Write the material out again, line by line, exactly as it is.

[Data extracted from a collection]
┄┄┄┄┄┄┄┄┄┄
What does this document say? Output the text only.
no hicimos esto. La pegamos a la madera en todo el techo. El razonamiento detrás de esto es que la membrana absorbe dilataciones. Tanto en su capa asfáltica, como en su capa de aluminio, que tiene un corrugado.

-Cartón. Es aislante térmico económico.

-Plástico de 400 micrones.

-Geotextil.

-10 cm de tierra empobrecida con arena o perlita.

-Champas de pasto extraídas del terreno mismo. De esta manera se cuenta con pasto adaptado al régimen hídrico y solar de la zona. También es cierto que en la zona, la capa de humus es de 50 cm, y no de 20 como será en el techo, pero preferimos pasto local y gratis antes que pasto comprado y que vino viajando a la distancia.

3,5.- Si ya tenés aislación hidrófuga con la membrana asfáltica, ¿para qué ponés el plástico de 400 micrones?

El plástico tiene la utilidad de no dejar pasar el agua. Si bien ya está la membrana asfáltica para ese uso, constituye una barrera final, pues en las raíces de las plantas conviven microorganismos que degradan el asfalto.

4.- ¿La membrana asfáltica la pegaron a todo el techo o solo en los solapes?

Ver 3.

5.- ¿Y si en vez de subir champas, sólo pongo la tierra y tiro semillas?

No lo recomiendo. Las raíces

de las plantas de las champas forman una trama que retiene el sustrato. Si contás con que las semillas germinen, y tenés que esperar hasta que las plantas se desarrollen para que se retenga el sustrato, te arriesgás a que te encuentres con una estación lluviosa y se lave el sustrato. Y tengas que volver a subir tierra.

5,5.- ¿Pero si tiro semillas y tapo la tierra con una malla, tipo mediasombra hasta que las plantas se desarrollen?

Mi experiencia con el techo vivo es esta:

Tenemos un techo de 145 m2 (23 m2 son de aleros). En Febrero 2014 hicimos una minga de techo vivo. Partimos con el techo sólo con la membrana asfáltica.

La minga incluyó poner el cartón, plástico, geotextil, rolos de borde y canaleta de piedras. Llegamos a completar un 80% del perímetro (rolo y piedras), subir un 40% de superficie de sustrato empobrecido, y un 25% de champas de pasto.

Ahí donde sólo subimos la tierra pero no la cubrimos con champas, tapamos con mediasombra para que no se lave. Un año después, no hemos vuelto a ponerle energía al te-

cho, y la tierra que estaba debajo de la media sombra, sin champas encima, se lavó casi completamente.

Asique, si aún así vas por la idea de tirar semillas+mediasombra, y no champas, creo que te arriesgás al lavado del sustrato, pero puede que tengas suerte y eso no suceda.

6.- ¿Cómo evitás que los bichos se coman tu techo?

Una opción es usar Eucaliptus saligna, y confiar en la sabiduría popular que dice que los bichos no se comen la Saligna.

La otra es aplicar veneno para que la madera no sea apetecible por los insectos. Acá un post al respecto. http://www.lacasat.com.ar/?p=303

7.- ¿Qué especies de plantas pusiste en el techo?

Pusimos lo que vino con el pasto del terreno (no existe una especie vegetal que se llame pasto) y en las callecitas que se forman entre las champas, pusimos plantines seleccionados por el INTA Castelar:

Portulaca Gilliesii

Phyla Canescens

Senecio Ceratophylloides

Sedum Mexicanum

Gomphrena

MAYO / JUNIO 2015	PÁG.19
┄┄┄┄┄┄┄┄┄┄
◆ Exercise output ◆
What does this document say? Output the text only.
no hicimos esto. La pegamos a la madera en todo el techo. El razonamiento detrás de esto es que la membrana absorbe dilataciones. Tanto en su capa asfáltica, como en su capa de aluminio, que tiene un corrugado.

-Cartón. Es aislante térmico económico.

-Plástico de 400 micrones.

-Geotextil.

-10 cm de tierra empobrecida con arena o perlita.

-Champas de pasto extraídas del terreno mismo. De esta manera se cuenta con pasto adaptado al régimen hídrico y solar de la zona. También es cierto que en la zona, la capa de humus es de 50 cm, y no de 20 como será en el techo, pero preferimos pasto local y gratis antes que pasto comprado y que vino viajando a la distancia.

3,5.- Si ya tenés aislación hidrófuga con la membrana asfáltica, ¿para qué ponés el plástico de 400 micrones?

El plástico tiene la utilidad de no dejar pasar el agua. Si bien ya está la membrana asfáltica para ese uso, constituye una barrera final, pues en las raíces de las plantas conviven microorganismos que degradan el asfalto.

4.- ¿La membrana asfáltica la pegaron a todo el techo o solo en los solapes?

Ver 3.

5.- ¿Y si en vez de subir champas, sólo pongo la tierra y tiro semillas?

No lo recomiendo. Las raíces

de las plantas de las champas forman una trama que retiene el sustrato. Si contás con que las semillas germinen, y tenés que esperar hasta que las plantas se desarrollen para que se retenga el sustrato, te arriesgás a que te encuentres con una estación lluviosa y se lave el sustrato. Y tengas que volver a subir tierra.

5,5.- ¿Pero si tiro semillas y tapo la tierra con una malla, tipo mediasombra hasta que las plantas se desarrollen?

Mi experiencia con el techo vivo es esta:

Tenemos un techo de 145 m2 (23 m2 son de aleros). En Febrero 2014 hicimos una minga de techo vivo. Partimos con el techo sólo con la membrana asfáltica.

La minga incluyó poner el cartón, plástico, geotextil, rolos de borde y canaleta de piedras. Llegamos a completar un 80% del perímetro (rolo y piedras), subir un 40% de superficie de sustrato empobrecido, y un 25% de champas de pasto.

Ahí donde sólo subimos la tierra pero no la cubrimos con champas, tapamos con mediasombra para que no se lave. Un año después, no hemos vuelto a ponerle energía al te-

cho, y la tierra que estaba debajo de la media sombra, sin champas encima, se lavó casi completamente.

Asique, si aún así vas por la idea de tirar semillas+mediasombra, y no champas, creo que te arriesgás al lavado del sustrato, pero puede que tengas suerte y eso no suceda.

6.- ¿Cómo evitás que los bichos se coman tu techo?

Una opción es usar Eucaliptus saligna, y confiar en la sabiduría popular que dice que los bichos no se comen la Saligna.

La otra es aplicar veneno para que la madera no sea apetecible por los insectos. Acá un post al respecto. http://www.lacasat.com.ar/?p=303

7.- ¿Qué especies de plantas pusiste en el techo?

Pusimos lo que vino con el pasto del terreno (no existe una especie vegetal que se llame pasto) y en las callecitas que se forman entre las champas, pusimos plantines seleccionados por el INTA Castelar:

Portulaca Gilliesii

Phyla Canescens

Senecio Ceratophylloides

Sedum Mexicanum

Gomphrena

MAYO / JUNIO 2015	PÁG.19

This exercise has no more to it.